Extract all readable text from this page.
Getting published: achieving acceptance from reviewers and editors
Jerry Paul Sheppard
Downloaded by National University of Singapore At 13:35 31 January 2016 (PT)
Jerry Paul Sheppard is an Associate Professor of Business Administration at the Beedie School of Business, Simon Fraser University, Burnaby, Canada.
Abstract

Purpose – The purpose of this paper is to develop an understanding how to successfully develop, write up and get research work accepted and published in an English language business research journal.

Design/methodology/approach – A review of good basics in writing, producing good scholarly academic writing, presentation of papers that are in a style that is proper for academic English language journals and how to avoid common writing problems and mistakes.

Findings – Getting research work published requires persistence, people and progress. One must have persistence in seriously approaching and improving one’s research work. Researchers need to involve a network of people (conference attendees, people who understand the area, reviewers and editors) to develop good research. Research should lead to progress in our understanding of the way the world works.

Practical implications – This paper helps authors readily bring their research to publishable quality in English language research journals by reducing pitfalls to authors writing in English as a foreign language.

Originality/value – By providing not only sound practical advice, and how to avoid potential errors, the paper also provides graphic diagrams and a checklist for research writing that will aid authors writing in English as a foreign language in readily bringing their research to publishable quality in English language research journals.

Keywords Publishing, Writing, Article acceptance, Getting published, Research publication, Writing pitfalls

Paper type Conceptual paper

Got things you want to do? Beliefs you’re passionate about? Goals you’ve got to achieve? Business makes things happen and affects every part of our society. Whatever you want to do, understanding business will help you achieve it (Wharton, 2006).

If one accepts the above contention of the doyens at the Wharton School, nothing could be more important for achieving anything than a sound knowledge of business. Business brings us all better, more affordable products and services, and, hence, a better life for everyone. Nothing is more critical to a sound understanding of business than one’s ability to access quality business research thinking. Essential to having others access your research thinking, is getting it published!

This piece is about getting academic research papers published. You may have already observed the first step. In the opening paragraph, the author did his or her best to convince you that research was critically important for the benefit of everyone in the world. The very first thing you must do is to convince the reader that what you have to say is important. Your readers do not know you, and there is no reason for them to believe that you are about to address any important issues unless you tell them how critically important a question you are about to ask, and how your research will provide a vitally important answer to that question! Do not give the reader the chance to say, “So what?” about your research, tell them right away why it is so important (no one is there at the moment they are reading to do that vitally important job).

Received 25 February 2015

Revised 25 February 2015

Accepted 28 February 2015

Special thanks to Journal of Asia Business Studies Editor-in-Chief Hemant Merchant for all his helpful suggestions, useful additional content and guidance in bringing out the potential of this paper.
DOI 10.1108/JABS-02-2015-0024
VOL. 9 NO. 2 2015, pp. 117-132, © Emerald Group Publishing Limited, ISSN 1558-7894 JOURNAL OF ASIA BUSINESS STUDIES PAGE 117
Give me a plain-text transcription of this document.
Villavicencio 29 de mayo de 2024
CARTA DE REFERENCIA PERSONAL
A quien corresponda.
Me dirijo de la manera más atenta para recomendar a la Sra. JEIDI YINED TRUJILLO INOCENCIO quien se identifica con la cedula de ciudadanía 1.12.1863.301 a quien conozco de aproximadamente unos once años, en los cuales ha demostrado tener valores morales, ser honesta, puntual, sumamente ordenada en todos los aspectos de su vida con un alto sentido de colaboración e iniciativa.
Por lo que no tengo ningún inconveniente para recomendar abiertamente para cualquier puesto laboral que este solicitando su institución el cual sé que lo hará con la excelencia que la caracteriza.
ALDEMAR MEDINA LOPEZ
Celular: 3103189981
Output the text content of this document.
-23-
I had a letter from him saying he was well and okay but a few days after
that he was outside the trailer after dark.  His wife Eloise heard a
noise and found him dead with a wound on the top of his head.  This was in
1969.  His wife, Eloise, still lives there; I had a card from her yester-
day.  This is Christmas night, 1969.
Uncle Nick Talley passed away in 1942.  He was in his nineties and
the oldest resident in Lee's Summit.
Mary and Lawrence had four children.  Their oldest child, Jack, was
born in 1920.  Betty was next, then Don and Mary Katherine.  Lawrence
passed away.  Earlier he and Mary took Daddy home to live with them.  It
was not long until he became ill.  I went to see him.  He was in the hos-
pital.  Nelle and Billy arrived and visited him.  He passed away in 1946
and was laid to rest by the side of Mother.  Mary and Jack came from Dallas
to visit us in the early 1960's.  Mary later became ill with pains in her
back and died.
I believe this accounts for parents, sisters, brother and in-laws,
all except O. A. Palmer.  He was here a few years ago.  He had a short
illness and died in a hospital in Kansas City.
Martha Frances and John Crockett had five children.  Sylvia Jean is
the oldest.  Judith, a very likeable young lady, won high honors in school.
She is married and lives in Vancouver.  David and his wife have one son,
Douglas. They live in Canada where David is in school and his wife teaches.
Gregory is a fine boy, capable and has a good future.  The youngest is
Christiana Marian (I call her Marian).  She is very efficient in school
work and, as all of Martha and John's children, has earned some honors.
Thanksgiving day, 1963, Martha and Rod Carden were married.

Your goal: Write the entire listing out again, word for word.

Exercise answer:
Extract all readable text from this page.
Getting published: achieving acceptance from reviewers and editors
Jerry Paul Sheppard
Downloaded by National University of Singapore At 13:35 31 January 2016 (PT)
Jerry Paul Sheppard is an Associate Professor of Business Administration at the Beedie School of Business, Simon Fraser University, Burnaby, Canada.
Abstract

Purpose – The purpose of this paper is to develop an understanding how to successfully develop, write up and get research work accepted and published in an English language business research journal.

Design/methodology/approach – A review of good basics in writing, producing good scholarly academic writing, presentation of papers that are in a style that is proper for academic English language journals and how to avoid common writing problems and mistakes.

Findings – Getting research work published requires persistence, people and progress. One must have persistence in seriously approaching and improving one’s research work. Researchers need to involve a network of people (conference attendees, people who understand the area, reviewers and editors) to develop good research. Research should lead to progress in our understanding of the way the world works.

Practical implications – This paper helps authors readily bring their research to publishable quality in English language research journals by reducing pitfalls to authors writing in English as a foreign language.

Originality/value – By providing not only sound practical advice, and how to avoid potential errors, the paper also provides graphic diagrams and a checklist for research writing that will aid authors writing in English as a foreign language in readily bringing their research to publishable quality in English language research journals.

Keywords Publishing, Writing, Article acceptance, Getting published, Research publication, Writing pitfalls

Paper type Conceptual paper

Got things you want to do? Beliefs you’re passionate about? Goals you’ve got to achieve? Business makes things happen and affects every part of our society. Whatever you want to do, understanding business will help you achieve it (Wharton, 2006).

If one accepts the above contention of the doyens at the Wharton School, nothing could be more important for achieving anything than a sound knowledge of business. Business brings us all better, more affordable products and services, and, hence, a better life for everyone. Nothing is more critical to a sound understanding of business than one’s ability to access quality business research thinking. Essential to having others access your research thinking, is getting it published!

This piece is about getting academic research papers published. You may have already observed the first step. In the opening paragraph, the author did his or her best to convince you that research was critically important for the benefit of everyone in the world. The very first thing you must do is to convince the reader that what you have to say is important. Your readers do not know you, and there is no reason for them to believe that you are about to address any important issues unless you tell them how critically important a question you are about to ask, and how your research will provide a vitally important answer to that question! Do not give the reader the chance to say, “So what?” about your research, tell them right away why it is so important (no one is there at the moment they are reading to do that vitally important job).

Received 25 February 2015

Revised 25 February 2015

Accepted 28 February 2015

Special thanks to Journal of Asia Business Studies Editor-in-Chief Hemant Merchant for all his helpful suggestions, useful additional content and guidance in bringing out the potential of this paper.
DOI 10.1108/JABS-02-2015-0024
VOL. 9 NO. 2 2015, pp. 117-132, © Emerald Group Publishing Limited, ISSN 1558-7894 JOURNAL OF ASIA BUSINESS STUDIES PAGE 117
Give me a plain-text transcription of this document.
Villavicencio 29 de mayo de 2024
CARTA DE REFERENCIA PERSONAL
A quien corresponda.
Me dirijo de la manera más atenta para recomendar a la Sra. JEIDI YINED TRUJILLO INOCENCIO quien se identifica con la cedula de ciudadanía 1.12.1863.301 a quien conozco de aproximadamente unos once años, en los cuales ha demostrado tener valores morales, ser honesta, puntual, sumamente ordenada en todos los aspectos de su vida con un alto sentido de colaboración e iniciativa.
Por lo que no tengo ningún inconveniente para recomendar abiertamente para cualquier puesto laboral que este solicitando su institución el cual sé que lo hará con la excelencia que la caracteriza.
ALDEMAR MEDINA LOPEZ
Celular: 3103189981
Output the text content of this document.
-23-
I had a letter from him saying he was well and okay but a few days after
that he was outside the trailer after dark.  His wife Eloise heard a
noise and found him dead with a wound on the top of his head.  This was in
1969.  His wife, Eloise, still lives there; I had a card from her yester-
day.  This is Christmas night, 1969.
Uncle Nick Talley passed away in 1942.  He was in his nineties and
the oldest resident in Lee's Summit.
Mary and Lawrence had four children.  Their oldest child, Jack, was
born in 1920.  Betty was next, then Don and Mary Katherine.  Lawrence
passed away.  Earlier he and Mary took Daddy home to live with them.  It
was not long until he became ill.  I went to see him.  He was in the hos-
pital.  Nelle and Billy arrived and visited him.  He passed away in 1946
and was laid to rest by the side of Mother.  Mary and Jack came from Dallas
to visit us in the early 1960's.  Mary later became ill with pains in her
back and died.
I believe this accounts for parents, sisters, brother and in-laws,
all except O. A. Palmer.  He was here a few years ago.  He had a short
illness and died in a hospital in Kansas City.
Martha Frances and John Crockett had five children.  Sylvia Jean is
the oldest.  Judith, a very likeable young lady, won high honors in school.
She is married and lives in Vancouver.  David and his wife have one son,
Douglas. They live in Canada where David is in school and his wife teaches.
Gregory is a fine boy, capable and has a good future.  The youngest is
Christiana Marian (I call her Marian).  She is very efficient in school
work and, as all of Martha and John's children, has earned some honors.
Thanksgiving day, 1963, Martha and Rod Carden were married.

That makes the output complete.